STATED EXERCISE: Make an exact copy of all the entries, but do not reproduce the pictures.

━━━ SUPPLIED MATERIAL

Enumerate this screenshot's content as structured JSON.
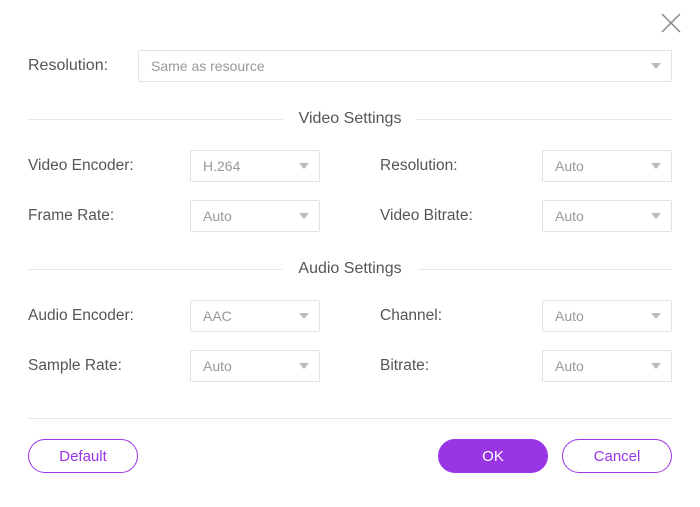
{
  "close_icon": "close",
  "top": {
    "resolution_label": "Resolution:",
    "resolution_value": "Same as resource"
  },
  "sections": {
    "video_title": "Video Settings",
    "audio_title": "Audio Settings"
  },
  "video": {
    "encoder_label": "Video Encoder:",
    "encoder_value": "H.264",
    "resolution_label": "Resolution:",
    "resolution_value": "Auto",
    "framerate_label": "Frame Rate:",
    "framerate_value": "Auto",
    "bitrate_label": "Video Bitrate:",
    "bitrate_value": "Auto"
  },
  "audio": {
    "encoder_label": "Audio Encoder:",
    "encoder_value": "AAC",
    "channel_label": "Channel:",
    "channel_value": "Auto",
    "samplerate_label": "Sample Rate:",
    "samplerate_value": "Auto",
    "bitrate_label": "Bitrate:",
    "bitrate_value": "Auto"
  },
  "buttons": {
    "default": "Default",
    "ok": "OK",
    "cancel": "Cancel"
  },
  "colors": {
    "accent": "#9a35e6"
  }
}
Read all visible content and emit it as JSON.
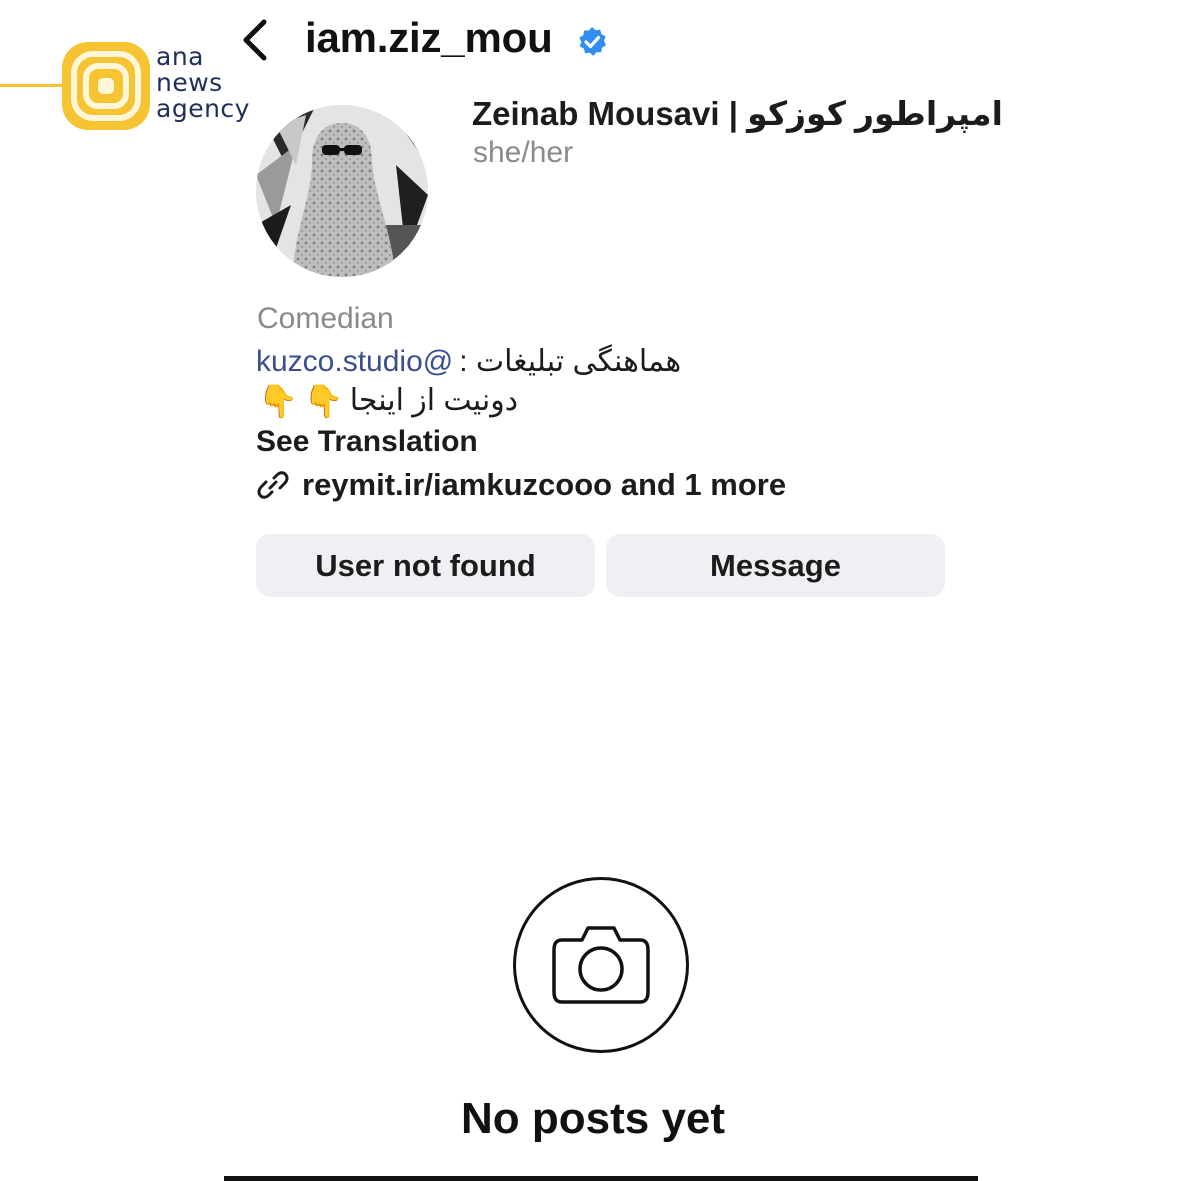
{
  "watermark": {
    "lines": [
      "ana",
      "news",
      "agency"
    ],
    "accent_color": "#f6c432",
    "text_color": "#1f2f59"
  },
  "header": {
    "back_icon": "chevron-left-icon",
    "username": "iam.ziz_mou",
    "verified_icon": "verified-badge-icon",
    "verified_color": "#2f8ef0"
  },
  "profile": {
    "display_name": "Zeinab Mousavi | امپراطور کوزکو",
    "pronouns": "she/her",
    "category": "Comedian",
    "bio": {
      "handle": "kuzco.studio@",
      "rtl_text": "هماهنگی تبلیغات :",
      "line2_text": "دونیت از اینجا",
      "finger_emoji": "👇"
    },
    "see_translation": "See Translation",
    "link_icon": "link-icon",
    "link_text": "reymit.ir/iamkuzcooo and 1 more"
  },
  "buttons": {
    "follow_label": "User not found",
    "message_label": "Message"
  },
  "empty_state": {
    "icon": "camera-icon",
    "text": "No posts yet"
  }
}
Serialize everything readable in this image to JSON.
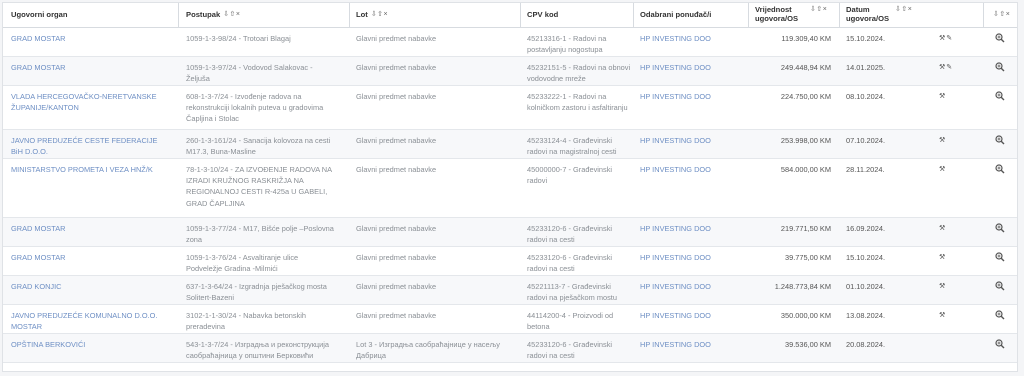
{
  "columns": [
    {
      "label": "Ugovorni organ",
      "tools": ""
    },
    {
      "label": "Postupak",
      "tools": "⇩⇧×"
    },
    {
      "label": "Lot",
      "tools": "⇩⇧×"
    },
    {
      "label": "CPV kod",
      "tools": ""
    },
    {
      "label": "Odabrani ponuđač/i",
      "tools": ""
    },
    {
      "label": "Vrijednost ugovora/OS",
      "tools": "⇩⇧×"
    },
    {
      "label": "Datum ugovora/OS",
      "tools": "⇩⇧×"
    },
    {
      "label": "",
      "tools": "⇩⇧×"
    }
  ],
  "rows": [
    {
      "organ": "GRAD MOSTAR",
      "postupak": "1059-1-3-98/24 - Trotoari Blagaj",
      "lot": "Glavni predmet nabavke",
      "cpv": "45213316-1 - Radovi na postavljanju nogostupa",
      "ponudac": "HP INVESTING DOO",
      "vrijednost": "119.309,40 KM",
      "datum": "15.10.2024.",
      "icons": [
        "wrench-icon",
        "pencil-icon"
      ]
    },
    {
      "organ": "GRAD MOSTAR",
      "postupak": "1059-1-3-97/24 - Vodovod Salakovac - Željuša",
      "lot": "Glavni predmet nabavke",
      "cpv": "45232151-5 - Radovi na obnovi vodovodne mreže",
      "ponudac": "HP INVESTING DOO",
      "vrijednost": "249.448,94 KM",
      "datum": "14.01.2025.",
      "icons": [
        "wrench-icon",
        "pencil-icon"
      ]
    },
    {
      "organ": "VLADA HERCEGOVAČKO-NERETVANSKE ŽUPANIJE/KANTON",
      "postupak": "608-1-3-7/24 - Izvođenje radova na rekonstrukciji lokalnih puteva u gradovima Čapljina i Stolac",
      "lot": "Glavni predmet nabavke",
      "cpv": "45233222-1 - Radovi na kolničkom zastoru i asfaltiranju",
      "ponudac": "HP INVESTING DOO",
      "vrijednost": "224.750,00 KM",
      "datum": "08.10.2024.",
      "icons": [
        "wrench-icon"
      ]
    },
    {
      "organ": "JAVNO PREDUZEĆE CESTE FEDERACIJE BiH D.O.O.",
      "postupak": "260-1-3-161/24 - Sanacija kolovoza na cesti M17.3, Buna-Masline",
      "lot": "Glavni predmet nabavke",
      "cpv": "45233124-4 - Građevinski radovi na magistralnoj cesti",
      "ponudac": "HP INVESTING DOO",
      "vrijednost": "253.998,00 KM",
      "datum": "07.10.2024.",
      "icons": [
        "wrench-icon"
      ]
    },
    {
      "organ": "MINISTARSTVO PROMETA I VEZA HNŽ/K",
      "postupak": "78-1-3-10/24 - ZA IZVOĐENJE RADOVA NA IZRADI KRUŽNOG RASKRIŽJA NA REGIONALNOJ CESTI R-425a U GABELI, GRAD ČAPLJINA",
      "lot": "Glavni predmet nabavke",
      "cpv": "45000000-7 - Građevinski radovi",
      "ponudac": "HP INVESTING DOO",
      "vrijednost": "584.000,00 KM",
      "datum": "28.11.2024.",
      "icons": [
        "wrench-icon"
      ]
    },
    {
      "organ": "GRAD MOSTAR",
      "postupak": "1059-1-3-77/24 - M17, Bišće polje –Poslovna zona",
      "lot": "Glavni predmet nabavke",
      "cpv": "45233120-6 - Građevinski radovi na cesti",
      "ponudac": "HP INVESTING DOO",
      "vrijednost": "219.771,50 KM",
      "datum": "16.09.2024.",
      "icons": [
        "wrench-icon"
      ]
    },
    {
      "organ": "GRAD MOSTAR",
      "postupak": "1059-1-3-76/24 - Asvaltiranje ulice Podveležje Gradina -Milmići",
      "lot": "Glavni predmet nabavke",
      "cpv": "45233120-6 - Građevinski radovi na cesti",
      "ponudac": "HP INVESTING DOO",
      "vrijednost": "39.775,00 KM",
      "datum": "15.10.2024.",
      "icons": [
        "wrench-icon"
      ]
    },
    {
      "organ": "GRAD KONJIC",
      "postupak": "637-1-3-64/24 - Izgradnja pješačkog mosta Solitert-Bazeni",
      "lot": "Glavni predmet nabavke",
      "cpv": "45221113-7 - Građevinski radovi na pješačkom mostu",
      "ponudac": "HP INVESTING DOO",
      "vrijednost": "1.248.773,84 KM",
      "datum": "01.10.2024.",
      "icons": [
        "wrench-icon"
      ]
    },
    {
      "organ": "JAVNO PREDUZEĆE KOMUNALNO D.O.O. MOSTAR",
      "postupak": "3102-1-1-30/24 - Nabavka betonskih preradevina",
      "lot": "Glavni predmet nabavke",
      "cpv": "44114200-4 - Proizvodi od betona",
      "ponudac": "HP INVESTING DOO",
      "vrijednost": "350.000,00 KM",
      "datum": "13.08.2024.",
      "icons": [
        "wrench-icon"
      ]
    },
    {
      "organ": "OPŠTINA BERKOVIĆI",
      "postupak": "543-1-3-7/24 - Изградња и реконструкција саобраћајница у општини Берковићи",
      "lot": "Lot 3 - Изградња саобраћајнице у насељу Дабрица",
      "cpv": "45233120-6 - Građevinski radovi na cesti",
      "ponudac": "HP INVESTING DOO",
      "vrijednost": "39.536,00 KM",
      "datum": "20.08.2024.",
      "icons": []
    }
  ]
}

━━━━━━

RESULT OF THIS EXERCISE:
Enumerate this screenshot's content as structured JSON.
{
  "close_icon": "close",
  "top": {
    "resolution_label": "Resolution:",
    "resolution_value": "Same as resource"
  },
  "sections": {
    "video_title": "Video Settings",
    "audio_title": "Audio Settings"
  },
  "video": {
    "encoder_label": "Video Encoder:",
    "encoder_value": "H.264",
    "resolution_label": "Resolution:",
    "resolution_value": "Auto",
    "framerate_label": "Frame Rate:",
    "framerate_value": "Auto",
    "bitrate_label": "Video Bitrate:",
    "bitrate_value": "Auto"
  },
  "audio": {
    "encoder_label": "Audio Encoder:",
    "encoder_value": "AAC",
    "channel_label": "Channel:",
    "channel_value": "Auto",
    "samplerate_label": "Sample Rate:",
    "samplerate_value": "Auto",
    "bitrate_label": "Bitrate:",
    "bitrate_value": "Auto"
  },
  "buttons": {
    "default": "Default",
    "ok": "OK",
    "cancel": "Cancel"
  },
  "colors": {
    "accent": "#9a35e6"
  }
}
Read all visible content and emit it as JSON.
{
  "watermark": {
    "lines": [
      "ana",
      "news",
      "agency"
    ],
    "accent_color": "#f6c432",
    "text_color": "#1f2f59"
  },
  "header": {
    "back_icon": "chevron-left-icon",
    "username": "iam.ziz_mou",
    "verified_icon": "verified-badge-icon",
    "verified_color": "#2f8ef0"
  },
  "profile": {
    "display_name": "Zeinab Mousavi | امپراطور کوزکو",
    "pronouns": "she/her",
    "category": "Comedian",
    "bio": {
      "handle": "kuzco.studio@",
      "rtl_text": "هماهنگی تبلیغات :",
      "line2_text": "دونیت از اینجا",
      "finger_emoji": "👇"
    },
    "see_translation": "See Translation",
    "link_icon": "link-icon",
    "link_text": "reymit.ir/iamkuzcooo and 1 more"
  },
  "buttons": {
    "follow_label": "User not found",
    "message_label": "Message"
  },
  "empty_state": {
    "icon": "camera-icon",
    "text": "No posts yet"
  }
}
Serialize everything readable in this image to JSON.
{
  "columns": [
    {
      "label": "Ugovorni organ",
      "tools": ""
    },
    {
      "label": "Postupak",
      "tools": "⇩⇧×"
    },
    {
      "label": "Lot",
      "tools": "⇩⇧×"
    },
    {
      "label": "CPV kod",
      "tools": ""
    },
    {
      "label": "Odabrani ponuđač/i",
      "tools": ""
    },
    {
      "label": "Vrijednost ugovora/OS",
      "tools": "⇩⇧×"
    },
    {
      "label": "Datum ugovora/OS",
      "tools": "⇩⇧×"
    },
    {
      "label": "",
      "tools": "⇩⇧×"
    }
  ],
  "rows": [
    {
      "organ": "GRAD MOSTAR",
      "postupak": "1059-1-3-98/24 - Trotoari Blagaj",
      "lot": "Glavni predmet nabavke",
      "cpv": "45213316-1 - Radovi na postavljanju nogostupa",
      "ponudac": "HP INVESTING DOO",
      "vrijednost": "119.309,40 KM",
      "datum": "15.10.2024.",
      "icons": [
        "wrench-icon",
        "pencil-icon"
      ]
    },
    {
      "organ": "GRAD MOSTAR",
      "postupak": "1059-1-3-97/24 - Vodovod Salakovac - Željuša",
      "lot": "Glavni predmet nabavke",
      "cpv": "45232151-5 - Radovi na obnovi vodovodne mreže",
      "ponudac": "HP INVESTING DOO",
      "vrijednost": "249.448,94 KM",
      "datum": "14.01.2025.",
      "icons": [
        "wrench-icon",
        "pencil-icon"
      ]
    },
    {
      "organ": "VLADA HERCEGOVAČKO-NERETVANSKE ŽUPANIJE/KANTON",
      "postupak": "608-1-3-7/24 - Izvođenje radova na rekonstrukciji lokalnih puteva u gradovima Čapljina i Stolac",
      "lot": "Glavni predmet nabavke",
      "cpv": "45233222-1 - Radovi na kolničkom zastoru i asfaltiranju",
      "ponudac": "HP INVESTING DOO",
      "vrijednost": "224.750,00 KM",
      "datum": "08.10.2024.",
      "icons": [
        "wrench-icon"
      ]
    },
    {
      "organ": "JAVNO PREDUZEĆE CESTE FEDERACIJE BiH D.O.O.",
      "postupak": "260-1-3-161/24 - Sanacija kolovoza na cesti M17.3, Buna-Masline",
      "lot": "Glavni predmet nabavke",
      "cpv": "45233124-4 - Građevinski radovi na magistralnoj cesti",
      "ponudac": "HP INVESTING DOO",
      "vrijednost": "253.998,00 KM",
      "datum": "07.10.2024.",
      "icons": [
        "wrench-icon"
      ]
    },
    {
      "organ": "MINISTARSTVO PROMETA I VEZA HNŽ/K",
      "postupak": "78-1-3-10/24 - ZA IZVOĐENJE RADOVA NA IZRADI KRUŽNOG RASKRIŽJA NA REGIONALNOJ CESTI R-425a U GABELI, GRAD ČAPLJINA",
      "lot": "Glavni predmet nabavke",
      "cpv": "45000000-7 - Građevinski radovi",
      "ponudac": "HP INVESTING DOO",
      "vrijednost": "584.000,00 KM",
      "datum": "28.11.2024.",
      "icons": [
        "wrench-icon"
      ]
    },
    {
      "organ": "GRAD MOSTAR",
      "postupak": "1059-1-3-77/24 - M17, Bišće polje –Poslovna zona",
      "lot": "Glavni predmet nabavke",
      "cpv": "45233120-6 - Građevinski radovi na cesti",
      "ponudac": "HP INVESTING DOO",
      "vrijednost": "219.771,50 KM",
      "datum": "16.09.2024.",
      "icons": [
        "wrench-icon"
      ]
    },
    {
      "organ": "GRAD MOSTAR",
      "postupak": "1059-1-3-76/24 - Asvaltiranje ulice Podveležje Gradina -Milmići",
      "lot": "Glavni predmet nabavke",
      "cpv": "45233120-6 - Građevinski radovi na cesti",
      "ponudac": "HP INVESTING DOO",
      "vrijednost": "39.775,00 KM",
      "datum": "15.10.2024.",
      "icons": [
        "wrench-icon"
      ]
    },
    {
      "organ": "GRAD KONJIC",
      "postupak": "637-1-3-64/24 - Izgradnja pješačkog mosta Solitert-Bazeni",
      "lot": "Glavni predmet nabavke",
      "cpv": "45221113-7 - Građevinski radovi na pješačkom mostu",
      "ponudac": "HP INVESTING DOO",
      "vrijednost": "1.248.773,84 KM",
      "datum": "01.10.2024.",
      "icons": [
        "wrench-icon"
      ]
    },
    {
      "organ": "JAVNO PREDUZEĆE KOMUNALNO D.O.O. MOSTAR",
      "postupak": "3102-1-1-30/24 - Nabavka betonskih preradevina",
      "lot": "Glavni predmet nabavke",
      "cpv": "44114200-4 - Proizvodi od betona",
      "ponudac": "HP INVESTING DOO",
      "vrijednost": "350.000,00 KM",
      "datum": "13.08.2024.",
      "icons": [
        "wrench-icon"
      ]
    },
    {
      "organ": "OPŠTINA BERKOVIĆI",
      "postupak": "543-1-3-7/24 - Изградња и реконструкција саобраћајница у општини Берковићи",
      "lot": "Lot 3 - Изградња саобраћајнице у насељу Дабрица",
      "cpv": "45233120-6 - Građevinski radovi na cesti",
      "ponudac": "HP INVESTING DOO",
      "vrijednost": "39.536,00 KM",
      "datum": "20.08.2024.",
      "icons": []
    }
  ]
}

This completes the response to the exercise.